(TEXT SHOWN Opens)

Pandit Hariprasad Chaurasia, one of the most legendary musicians to have hailed from India, made a name not only for himself but also for the art of playing the flute. He has drawn both national and international acclaim throughout his career, extending and expanding the reach of Hindustani Classical music to great heights. His gifts of innovations introduced new styles of flute-playing which continue to hold a massive influence on flautists today. 

Looking at his extraordinary talent, one would naturally assume that he came from a family of musicians. But his interest in music was all his own, so was everything that he learnt out of his sheer dedication towards it. Born on July 1, 1938, Chaurasia lost his mother when he was quite young. His father was a wrestler and wanted his son to take up the sport too. Chaurasia, however, was interested in music, a field that stood poles apart from wrestling. As a young boy, he would secretly attend music lessons at his friend’s place, and at 15, he started training under his neighbour. Later, he made the renowned flute player, Pt. Bholanath Prasanna, his Guru. 

He began working as a composer and performer with All India Radio in 1957 in Cuttack, Odisha. Three years later, he transferred to Bombay which helped open more doors of opportunities for him. There he also met Annapurna Devi, a classical music teacher, and Bass-Sitar player. She agreed to take him in as her disciple, and Chaurasia showed his devotion, like he always did, to his Guru by surrendering to them like his God.

(TEXT SHOWN Closes)
(PROVIDED DATA Opens)

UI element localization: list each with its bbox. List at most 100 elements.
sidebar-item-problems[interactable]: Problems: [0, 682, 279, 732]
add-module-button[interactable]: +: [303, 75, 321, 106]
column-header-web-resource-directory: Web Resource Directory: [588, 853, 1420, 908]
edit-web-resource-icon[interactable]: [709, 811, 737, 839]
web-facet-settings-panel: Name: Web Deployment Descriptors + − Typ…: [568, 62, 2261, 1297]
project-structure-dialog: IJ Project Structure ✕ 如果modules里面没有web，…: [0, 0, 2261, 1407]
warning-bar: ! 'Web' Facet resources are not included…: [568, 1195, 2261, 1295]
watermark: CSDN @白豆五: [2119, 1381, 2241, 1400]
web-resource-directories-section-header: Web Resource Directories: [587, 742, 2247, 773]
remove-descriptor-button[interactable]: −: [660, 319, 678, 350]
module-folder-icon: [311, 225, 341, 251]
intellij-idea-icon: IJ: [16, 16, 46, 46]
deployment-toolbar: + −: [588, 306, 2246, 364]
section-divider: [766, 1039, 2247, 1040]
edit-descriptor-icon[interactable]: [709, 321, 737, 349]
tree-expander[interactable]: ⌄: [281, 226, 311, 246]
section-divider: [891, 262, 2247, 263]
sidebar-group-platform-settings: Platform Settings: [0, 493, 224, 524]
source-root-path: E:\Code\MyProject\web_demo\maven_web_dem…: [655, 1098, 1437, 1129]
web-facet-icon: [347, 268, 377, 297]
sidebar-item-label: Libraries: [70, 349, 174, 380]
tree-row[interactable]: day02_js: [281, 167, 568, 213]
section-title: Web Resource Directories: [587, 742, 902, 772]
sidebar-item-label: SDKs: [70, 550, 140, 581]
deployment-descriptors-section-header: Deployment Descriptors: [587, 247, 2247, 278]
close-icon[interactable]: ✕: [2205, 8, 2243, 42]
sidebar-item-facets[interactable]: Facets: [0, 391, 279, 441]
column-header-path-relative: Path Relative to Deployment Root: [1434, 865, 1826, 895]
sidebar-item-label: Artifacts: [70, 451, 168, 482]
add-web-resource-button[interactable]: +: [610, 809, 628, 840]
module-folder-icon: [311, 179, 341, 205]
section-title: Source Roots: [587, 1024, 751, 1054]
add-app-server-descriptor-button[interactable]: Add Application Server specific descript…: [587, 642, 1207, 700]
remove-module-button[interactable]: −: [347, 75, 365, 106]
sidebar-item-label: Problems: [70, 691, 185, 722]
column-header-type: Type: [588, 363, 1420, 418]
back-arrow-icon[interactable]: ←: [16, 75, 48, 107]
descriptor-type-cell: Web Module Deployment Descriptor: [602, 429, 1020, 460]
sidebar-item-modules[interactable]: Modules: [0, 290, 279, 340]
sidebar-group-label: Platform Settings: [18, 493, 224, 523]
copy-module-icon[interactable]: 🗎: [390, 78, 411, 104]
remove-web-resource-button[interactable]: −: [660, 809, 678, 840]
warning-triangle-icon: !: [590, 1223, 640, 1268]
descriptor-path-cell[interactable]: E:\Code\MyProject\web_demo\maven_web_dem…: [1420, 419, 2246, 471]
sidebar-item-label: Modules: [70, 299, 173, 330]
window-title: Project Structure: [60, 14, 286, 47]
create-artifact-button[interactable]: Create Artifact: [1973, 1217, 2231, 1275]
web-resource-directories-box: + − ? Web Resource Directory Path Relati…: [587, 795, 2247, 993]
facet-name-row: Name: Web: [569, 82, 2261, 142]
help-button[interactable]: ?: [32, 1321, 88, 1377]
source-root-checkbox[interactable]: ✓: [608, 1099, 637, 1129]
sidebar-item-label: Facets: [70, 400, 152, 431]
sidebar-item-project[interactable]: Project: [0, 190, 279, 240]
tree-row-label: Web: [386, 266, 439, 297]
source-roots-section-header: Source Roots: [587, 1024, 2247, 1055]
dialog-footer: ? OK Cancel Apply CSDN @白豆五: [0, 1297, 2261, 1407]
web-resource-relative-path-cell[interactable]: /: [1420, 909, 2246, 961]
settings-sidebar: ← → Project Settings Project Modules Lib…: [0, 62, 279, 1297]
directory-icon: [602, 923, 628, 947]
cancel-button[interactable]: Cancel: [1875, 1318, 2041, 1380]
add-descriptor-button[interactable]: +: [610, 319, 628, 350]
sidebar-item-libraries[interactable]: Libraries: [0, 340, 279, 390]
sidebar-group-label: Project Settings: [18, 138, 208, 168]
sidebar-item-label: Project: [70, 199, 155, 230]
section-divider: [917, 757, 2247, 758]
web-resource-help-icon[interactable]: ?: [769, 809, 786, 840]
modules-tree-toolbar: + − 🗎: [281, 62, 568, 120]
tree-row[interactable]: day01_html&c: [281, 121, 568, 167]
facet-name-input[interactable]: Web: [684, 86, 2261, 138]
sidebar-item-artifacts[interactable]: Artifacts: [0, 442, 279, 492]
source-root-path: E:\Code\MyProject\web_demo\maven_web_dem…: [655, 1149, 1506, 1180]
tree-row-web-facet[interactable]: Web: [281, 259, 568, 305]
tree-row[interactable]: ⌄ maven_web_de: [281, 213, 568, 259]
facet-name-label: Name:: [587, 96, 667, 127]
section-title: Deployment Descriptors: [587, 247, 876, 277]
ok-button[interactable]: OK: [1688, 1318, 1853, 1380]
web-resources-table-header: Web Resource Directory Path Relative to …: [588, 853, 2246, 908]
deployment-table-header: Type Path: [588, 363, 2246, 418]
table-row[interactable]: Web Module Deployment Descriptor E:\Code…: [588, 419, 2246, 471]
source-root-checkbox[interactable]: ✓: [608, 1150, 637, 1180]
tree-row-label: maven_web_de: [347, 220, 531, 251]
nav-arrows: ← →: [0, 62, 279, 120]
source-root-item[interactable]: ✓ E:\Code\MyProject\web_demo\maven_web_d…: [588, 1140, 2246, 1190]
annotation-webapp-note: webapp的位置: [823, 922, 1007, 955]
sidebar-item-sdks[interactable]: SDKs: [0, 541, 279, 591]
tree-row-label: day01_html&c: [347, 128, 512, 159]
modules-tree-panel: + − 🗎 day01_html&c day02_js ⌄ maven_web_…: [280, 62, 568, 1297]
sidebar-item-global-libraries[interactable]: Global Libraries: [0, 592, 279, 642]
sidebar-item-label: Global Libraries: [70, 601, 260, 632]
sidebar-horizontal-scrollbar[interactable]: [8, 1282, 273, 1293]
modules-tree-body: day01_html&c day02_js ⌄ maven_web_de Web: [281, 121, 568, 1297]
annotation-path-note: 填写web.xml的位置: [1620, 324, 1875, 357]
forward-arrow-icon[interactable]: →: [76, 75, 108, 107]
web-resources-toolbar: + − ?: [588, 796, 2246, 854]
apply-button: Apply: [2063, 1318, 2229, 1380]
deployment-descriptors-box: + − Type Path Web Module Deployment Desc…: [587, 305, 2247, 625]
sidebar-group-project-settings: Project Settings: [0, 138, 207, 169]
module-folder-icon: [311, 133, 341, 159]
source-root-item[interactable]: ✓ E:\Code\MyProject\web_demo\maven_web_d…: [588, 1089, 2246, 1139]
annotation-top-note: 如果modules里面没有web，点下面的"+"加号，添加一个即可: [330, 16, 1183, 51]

(PROVIDED DATA Closes)

▸ **PROBLEM TO WORK ON**
Copy the passage about Hariprasad Chaurasia word for word, from its first sentence to its last.

▸ **EXERCISE SOLUTION**
Pandit Hariprasad Chaurasia, one of the most legendary musicians to have hailed from India, made a name not only for himself but also for the art of playing the flute. He has drawn both national and international acclaim throughout his career, extending and expanding the reach of Hindustani Classical music to great heights. His gifts of innovations introduced new styles of flute-playing which continue to hold a massive influence on flautists today. 

Looking at his extraordinary talent, one would naturally assume that he came from a family of musicians. But his interest in music was all his own, so was everything that he learnt out of his sheer dedication towards it. Born on July 1, 1938, Chaurasia lost his mother when he was quite young. His father was a wrestler and wanted his son to take up the sport too. Chaurasia, however, was interested in music, a field that stood poles apart from wrestling. As a young boy, he would secretly attend music lessons at his friend’s place, and at 15, he started training under his neighbour. Later, he made the renowned flute player, Pt. Bholanath Prasanna, his Guru. 

He began working as a composer and performer with All India Radio in 1957 in Cuttack, Odisha. Three years later, he transferred to Bombay which helped open more doors of opportunities for him. There he also met Annapurna Devi, a classical music teacher, and Bass-Sitar player. She agreed to take him in as her disciple, and Chaurasia showed his devotion, like he always did, to his Guru by surrendering to them like his God.